> **To do**: Retype each line exactly. Skip images.
-- Begin --
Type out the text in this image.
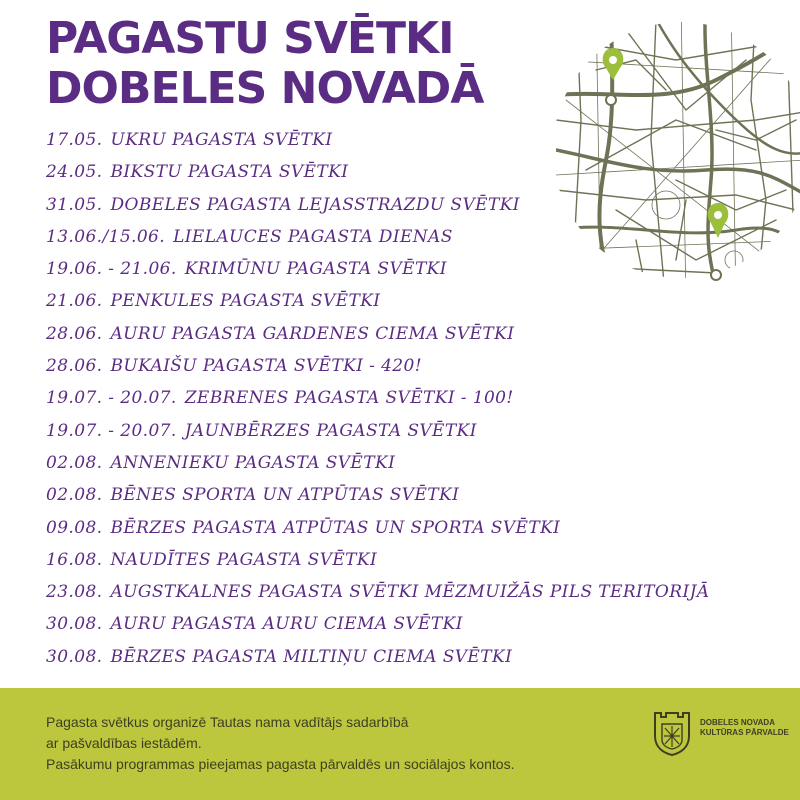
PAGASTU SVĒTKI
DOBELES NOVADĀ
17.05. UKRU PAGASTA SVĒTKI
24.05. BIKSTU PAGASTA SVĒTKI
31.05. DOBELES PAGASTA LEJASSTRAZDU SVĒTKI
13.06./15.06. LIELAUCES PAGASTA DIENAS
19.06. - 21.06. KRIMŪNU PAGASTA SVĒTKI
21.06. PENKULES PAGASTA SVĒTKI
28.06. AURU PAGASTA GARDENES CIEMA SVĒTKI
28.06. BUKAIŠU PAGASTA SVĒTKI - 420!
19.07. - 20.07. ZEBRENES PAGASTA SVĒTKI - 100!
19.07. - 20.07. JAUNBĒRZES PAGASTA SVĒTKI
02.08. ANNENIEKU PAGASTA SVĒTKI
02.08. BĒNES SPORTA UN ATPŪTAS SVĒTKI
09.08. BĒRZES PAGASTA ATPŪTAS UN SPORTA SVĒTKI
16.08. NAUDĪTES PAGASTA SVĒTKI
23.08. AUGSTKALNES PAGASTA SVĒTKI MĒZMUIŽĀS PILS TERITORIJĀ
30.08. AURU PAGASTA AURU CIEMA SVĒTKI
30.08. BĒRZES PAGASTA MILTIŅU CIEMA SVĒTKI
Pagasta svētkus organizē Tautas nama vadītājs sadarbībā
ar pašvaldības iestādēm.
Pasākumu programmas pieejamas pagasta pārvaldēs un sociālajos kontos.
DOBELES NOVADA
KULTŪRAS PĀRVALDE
-- End --
> **Response to the task**:
Type out the text in this image.
PAGASTU SVĒTKI
DOBELES NOVADĀ
17.05. UKRU PAGASTA SVĒTKI
24.05. BIKSTU PAGASTA SVĒTKI
31.05. DOBELES PAGASTA LEJASSTRAZDU SVĒTKI
13.06./15.06. LIELAUCES PAGASTA DIENAS
19.06. - 21.06. KRIMŪNU PAGASTA SVĒTKI
21.06. PENKULES PAGASTA SVĒTKI
28.06. AURU PAGASTA GARDENES CIEMA SVĒTKI
28.06. BUKAIŠU PAGASTA SVĒTKI - 420!
19.07. - 20.07. ZEBRENES PAGASTA SVĒTKI - 100!
19.07. - 20.07. JAUNBĒRZES PAGASTA SVĒTKI
02.08. ANNENIEKU PAGASTA SVĒTKI
02.08. BĒNES SPORTA UN ATPŪTAS SVĒTKI
09.08. BĒRZES PAGASTA ATPŪTAS UN SPORTA SVĒTKI
16.08. NAUDĪTES PAGASTA SVĒTKI
23.08. AUGSTKALNES PAGASTA SVĒTKI MĒZMUIŽĀS PILS TERITORIJĀ
30.08. AURU PAGASTA AURU CIEMA SVĒTKI
30.08. BĒRZES PAGASTA MILTIŅU CIEMA SVĒTKI
Pagasta svētkus organizē Tautas nama vadītājs sadarbībā
ar pašvaldības iestādēm.
Pasākumu programmas pieejamas pagasta pārvaldēs un sociālajos kontos.
DOBELES NOVADA
KULTŪRAS PĀRVALDE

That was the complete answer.